## Start

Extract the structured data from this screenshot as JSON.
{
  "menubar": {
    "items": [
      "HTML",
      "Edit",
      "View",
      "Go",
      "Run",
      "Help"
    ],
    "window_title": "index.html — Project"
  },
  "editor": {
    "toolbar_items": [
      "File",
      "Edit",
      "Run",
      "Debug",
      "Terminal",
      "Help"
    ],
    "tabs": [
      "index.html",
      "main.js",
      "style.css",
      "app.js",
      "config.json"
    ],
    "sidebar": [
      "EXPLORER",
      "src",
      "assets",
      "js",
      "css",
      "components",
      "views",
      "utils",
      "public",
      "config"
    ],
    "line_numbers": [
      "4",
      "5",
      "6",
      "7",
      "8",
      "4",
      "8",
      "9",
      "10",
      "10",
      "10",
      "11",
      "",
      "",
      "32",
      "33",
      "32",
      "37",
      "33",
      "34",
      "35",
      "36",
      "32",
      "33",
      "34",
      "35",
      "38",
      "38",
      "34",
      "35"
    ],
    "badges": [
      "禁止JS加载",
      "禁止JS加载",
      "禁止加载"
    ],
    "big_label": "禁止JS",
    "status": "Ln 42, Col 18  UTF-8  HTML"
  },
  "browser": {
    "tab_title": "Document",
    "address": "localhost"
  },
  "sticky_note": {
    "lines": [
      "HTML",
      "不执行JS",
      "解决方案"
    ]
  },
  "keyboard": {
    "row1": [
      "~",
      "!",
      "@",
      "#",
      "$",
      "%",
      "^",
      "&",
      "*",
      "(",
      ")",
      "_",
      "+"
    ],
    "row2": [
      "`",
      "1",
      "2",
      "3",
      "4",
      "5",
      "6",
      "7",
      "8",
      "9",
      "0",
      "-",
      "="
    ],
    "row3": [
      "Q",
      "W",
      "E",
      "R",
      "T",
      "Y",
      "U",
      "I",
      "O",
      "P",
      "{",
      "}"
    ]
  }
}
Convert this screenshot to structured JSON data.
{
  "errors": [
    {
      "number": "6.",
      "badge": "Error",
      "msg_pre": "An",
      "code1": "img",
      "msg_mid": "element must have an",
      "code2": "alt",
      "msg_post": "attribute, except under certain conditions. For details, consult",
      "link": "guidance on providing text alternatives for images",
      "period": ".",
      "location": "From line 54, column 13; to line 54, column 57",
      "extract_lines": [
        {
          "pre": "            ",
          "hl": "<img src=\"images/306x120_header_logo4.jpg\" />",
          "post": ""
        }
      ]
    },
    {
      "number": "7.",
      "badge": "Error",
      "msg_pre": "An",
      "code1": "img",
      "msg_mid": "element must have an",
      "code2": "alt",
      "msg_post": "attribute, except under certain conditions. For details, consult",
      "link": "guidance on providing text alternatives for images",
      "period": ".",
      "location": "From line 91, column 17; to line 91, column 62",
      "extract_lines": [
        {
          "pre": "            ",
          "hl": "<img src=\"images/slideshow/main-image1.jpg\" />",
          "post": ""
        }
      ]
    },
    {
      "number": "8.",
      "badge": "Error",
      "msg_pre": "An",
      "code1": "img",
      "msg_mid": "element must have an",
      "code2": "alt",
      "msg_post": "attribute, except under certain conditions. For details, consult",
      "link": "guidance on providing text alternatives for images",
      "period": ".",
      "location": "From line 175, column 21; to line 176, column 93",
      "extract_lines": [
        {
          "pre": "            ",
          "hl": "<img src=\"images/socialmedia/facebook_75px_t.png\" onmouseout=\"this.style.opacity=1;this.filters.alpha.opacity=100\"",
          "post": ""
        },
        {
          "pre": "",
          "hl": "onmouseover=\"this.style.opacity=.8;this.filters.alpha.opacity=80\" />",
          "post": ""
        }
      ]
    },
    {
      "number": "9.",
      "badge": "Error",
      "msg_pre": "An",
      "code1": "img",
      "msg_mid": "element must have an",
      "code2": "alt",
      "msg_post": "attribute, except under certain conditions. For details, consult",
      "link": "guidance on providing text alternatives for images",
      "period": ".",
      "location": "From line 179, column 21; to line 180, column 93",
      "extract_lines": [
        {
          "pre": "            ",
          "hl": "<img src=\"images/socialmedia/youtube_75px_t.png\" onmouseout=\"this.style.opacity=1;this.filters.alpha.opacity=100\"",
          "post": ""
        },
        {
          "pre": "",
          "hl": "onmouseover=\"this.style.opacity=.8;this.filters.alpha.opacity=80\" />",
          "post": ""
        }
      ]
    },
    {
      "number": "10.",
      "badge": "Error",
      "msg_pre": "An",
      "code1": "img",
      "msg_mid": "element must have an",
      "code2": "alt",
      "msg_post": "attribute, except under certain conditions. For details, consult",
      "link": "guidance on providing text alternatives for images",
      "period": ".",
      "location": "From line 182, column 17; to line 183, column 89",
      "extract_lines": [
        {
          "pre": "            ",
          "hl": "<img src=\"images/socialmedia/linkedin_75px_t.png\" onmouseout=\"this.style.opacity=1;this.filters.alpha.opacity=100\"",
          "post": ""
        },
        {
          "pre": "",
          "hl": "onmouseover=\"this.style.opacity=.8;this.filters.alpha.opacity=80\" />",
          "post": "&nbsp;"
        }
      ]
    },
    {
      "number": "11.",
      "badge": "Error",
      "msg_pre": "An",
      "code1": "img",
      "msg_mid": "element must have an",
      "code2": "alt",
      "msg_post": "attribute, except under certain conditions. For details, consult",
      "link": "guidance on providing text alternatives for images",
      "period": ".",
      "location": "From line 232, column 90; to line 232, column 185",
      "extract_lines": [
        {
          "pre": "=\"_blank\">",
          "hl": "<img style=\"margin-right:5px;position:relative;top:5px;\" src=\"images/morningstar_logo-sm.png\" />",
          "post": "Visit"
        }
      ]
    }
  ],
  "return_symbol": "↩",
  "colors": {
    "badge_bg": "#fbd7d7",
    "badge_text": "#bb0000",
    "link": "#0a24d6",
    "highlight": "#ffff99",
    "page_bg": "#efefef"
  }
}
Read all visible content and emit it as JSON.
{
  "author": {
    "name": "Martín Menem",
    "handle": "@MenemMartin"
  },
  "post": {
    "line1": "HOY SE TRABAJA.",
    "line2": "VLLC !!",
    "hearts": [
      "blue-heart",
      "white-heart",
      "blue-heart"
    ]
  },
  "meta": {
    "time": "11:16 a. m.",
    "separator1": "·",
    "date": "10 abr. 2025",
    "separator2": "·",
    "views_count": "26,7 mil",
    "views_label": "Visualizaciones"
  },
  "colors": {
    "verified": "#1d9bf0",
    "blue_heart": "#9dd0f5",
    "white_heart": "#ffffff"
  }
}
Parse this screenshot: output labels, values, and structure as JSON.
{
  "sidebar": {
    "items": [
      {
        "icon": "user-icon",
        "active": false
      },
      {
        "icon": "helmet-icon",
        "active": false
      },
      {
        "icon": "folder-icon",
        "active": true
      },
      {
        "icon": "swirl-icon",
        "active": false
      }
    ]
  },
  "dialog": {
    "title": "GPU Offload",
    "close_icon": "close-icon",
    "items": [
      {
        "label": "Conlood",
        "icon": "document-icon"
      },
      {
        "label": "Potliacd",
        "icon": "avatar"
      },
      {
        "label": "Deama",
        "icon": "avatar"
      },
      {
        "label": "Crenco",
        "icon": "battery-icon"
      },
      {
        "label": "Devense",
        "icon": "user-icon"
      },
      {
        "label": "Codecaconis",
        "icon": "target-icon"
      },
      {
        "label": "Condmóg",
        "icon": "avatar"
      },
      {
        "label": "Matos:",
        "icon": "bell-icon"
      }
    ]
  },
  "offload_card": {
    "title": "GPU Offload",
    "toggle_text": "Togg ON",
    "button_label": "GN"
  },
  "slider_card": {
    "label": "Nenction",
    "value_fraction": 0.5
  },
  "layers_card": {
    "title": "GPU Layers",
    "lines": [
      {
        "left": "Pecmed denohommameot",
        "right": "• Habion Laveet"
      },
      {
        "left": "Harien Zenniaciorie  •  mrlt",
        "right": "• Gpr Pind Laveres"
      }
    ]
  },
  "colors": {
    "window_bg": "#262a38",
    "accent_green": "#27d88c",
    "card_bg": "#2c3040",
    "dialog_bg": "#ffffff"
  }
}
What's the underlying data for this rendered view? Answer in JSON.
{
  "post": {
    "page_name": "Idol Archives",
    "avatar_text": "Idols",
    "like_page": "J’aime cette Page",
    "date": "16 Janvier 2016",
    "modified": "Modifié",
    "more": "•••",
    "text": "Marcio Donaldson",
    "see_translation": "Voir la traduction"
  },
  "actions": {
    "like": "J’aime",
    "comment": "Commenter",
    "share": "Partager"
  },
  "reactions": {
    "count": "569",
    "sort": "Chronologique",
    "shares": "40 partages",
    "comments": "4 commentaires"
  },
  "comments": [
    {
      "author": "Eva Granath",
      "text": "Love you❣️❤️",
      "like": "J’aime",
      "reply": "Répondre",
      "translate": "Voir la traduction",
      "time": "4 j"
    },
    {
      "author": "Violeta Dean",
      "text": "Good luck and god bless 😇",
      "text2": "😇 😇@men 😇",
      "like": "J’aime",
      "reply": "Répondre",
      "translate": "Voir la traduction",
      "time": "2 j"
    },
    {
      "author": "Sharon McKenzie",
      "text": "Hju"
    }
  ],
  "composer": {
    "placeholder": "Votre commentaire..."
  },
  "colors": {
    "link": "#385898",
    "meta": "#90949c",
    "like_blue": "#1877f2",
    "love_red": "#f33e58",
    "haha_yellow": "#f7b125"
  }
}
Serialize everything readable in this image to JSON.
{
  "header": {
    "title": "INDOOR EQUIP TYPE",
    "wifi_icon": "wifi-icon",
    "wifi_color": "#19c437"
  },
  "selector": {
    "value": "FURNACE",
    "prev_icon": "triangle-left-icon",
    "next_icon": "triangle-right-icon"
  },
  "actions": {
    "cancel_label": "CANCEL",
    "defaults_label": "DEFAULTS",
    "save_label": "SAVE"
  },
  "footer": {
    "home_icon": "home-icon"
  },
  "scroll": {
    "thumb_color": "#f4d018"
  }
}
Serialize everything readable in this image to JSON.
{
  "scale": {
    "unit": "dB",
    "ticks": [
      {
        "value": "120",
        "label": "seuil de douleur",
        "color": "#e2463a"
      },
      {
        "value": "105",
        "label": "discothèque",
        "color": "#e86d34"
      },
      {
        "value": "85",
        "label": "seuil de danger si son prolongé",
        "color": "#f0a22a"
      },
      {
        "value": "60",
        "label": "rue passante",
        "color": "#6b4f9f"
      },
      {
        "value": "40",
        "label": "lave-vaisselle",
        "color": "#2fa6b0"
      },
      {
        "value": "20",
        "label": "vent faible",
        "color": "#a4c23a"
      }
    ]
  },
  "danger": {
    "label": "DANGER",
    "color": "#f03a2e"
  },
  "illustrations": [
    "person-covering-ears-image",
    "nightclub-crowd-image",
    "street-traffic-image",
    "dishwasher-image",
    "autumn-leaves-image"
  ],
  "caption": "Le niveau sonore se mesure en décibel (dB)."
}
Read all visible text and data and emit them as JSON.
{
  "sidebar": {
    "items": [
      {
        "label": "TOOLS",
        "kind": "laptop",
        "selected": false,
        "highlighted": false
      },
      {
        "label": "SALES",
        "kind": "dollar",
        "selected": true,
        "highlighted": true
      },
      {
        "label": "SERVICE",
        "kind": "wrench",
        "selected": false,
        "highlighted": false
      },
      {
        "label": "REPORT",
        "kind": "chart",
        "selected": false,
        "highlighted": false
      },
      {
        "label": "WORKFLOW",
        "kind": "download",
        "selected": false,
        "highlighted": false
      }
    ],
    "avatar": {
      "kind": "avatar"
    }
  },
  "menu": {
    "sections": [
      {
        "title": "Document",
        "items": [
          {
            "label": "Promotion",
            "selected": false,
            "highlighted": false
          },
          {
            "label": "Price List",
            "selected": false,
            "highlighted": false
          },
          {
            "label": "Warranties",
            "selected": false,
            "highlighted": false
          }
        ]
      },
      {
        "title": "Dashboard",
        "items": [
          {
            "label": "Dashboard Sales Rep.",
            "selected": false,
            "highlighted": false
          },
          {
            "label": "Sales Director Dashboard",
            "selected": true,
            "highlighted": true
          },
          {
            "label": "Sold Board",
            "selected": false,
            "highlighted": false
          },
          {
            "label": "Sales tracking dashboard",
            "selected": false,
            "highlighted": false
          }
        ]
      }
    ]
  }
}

## End

*Exercise task*. Search the data for the string "style" and copy each line where it appears.

*The solution*.
      "style.css",
          "hl": "<img src=\"images/socialmedia/facebook_75px_t.png\" onmouseout=\"this.style.opacity=1;this.filters.alpha.opacity=100\"",
          "hl": "onmouseover=\"this.style.opacity=.8;this.filters.alpha.opacity=80\" />",
          "hl": "<img src=\"images/socialmedia/youtube_75px_t.png\" onmouseout=\"this.style.opacity=1;this.filters.alpha.opacity=100\"",
          "hl": "onmouseover=\"this.style.opacity=.8;this.filters.alpha.opacity=80\" />",
          "hl": "<img src=\"images/socialmedia/linkedin_75px_t.png\" onmouseout=\"this.style.opacity=1;this.filters.alpha.opacity=100\"",
          "hl": "onmouseover=\"this.style.opacity=.8;this.filters.alpha.opacity=80\" />",
          "hl": "<img style=\"margin-right:5px;position:relative;top:5px;\" src=\"images/morningstar_logo-sm.png\" />",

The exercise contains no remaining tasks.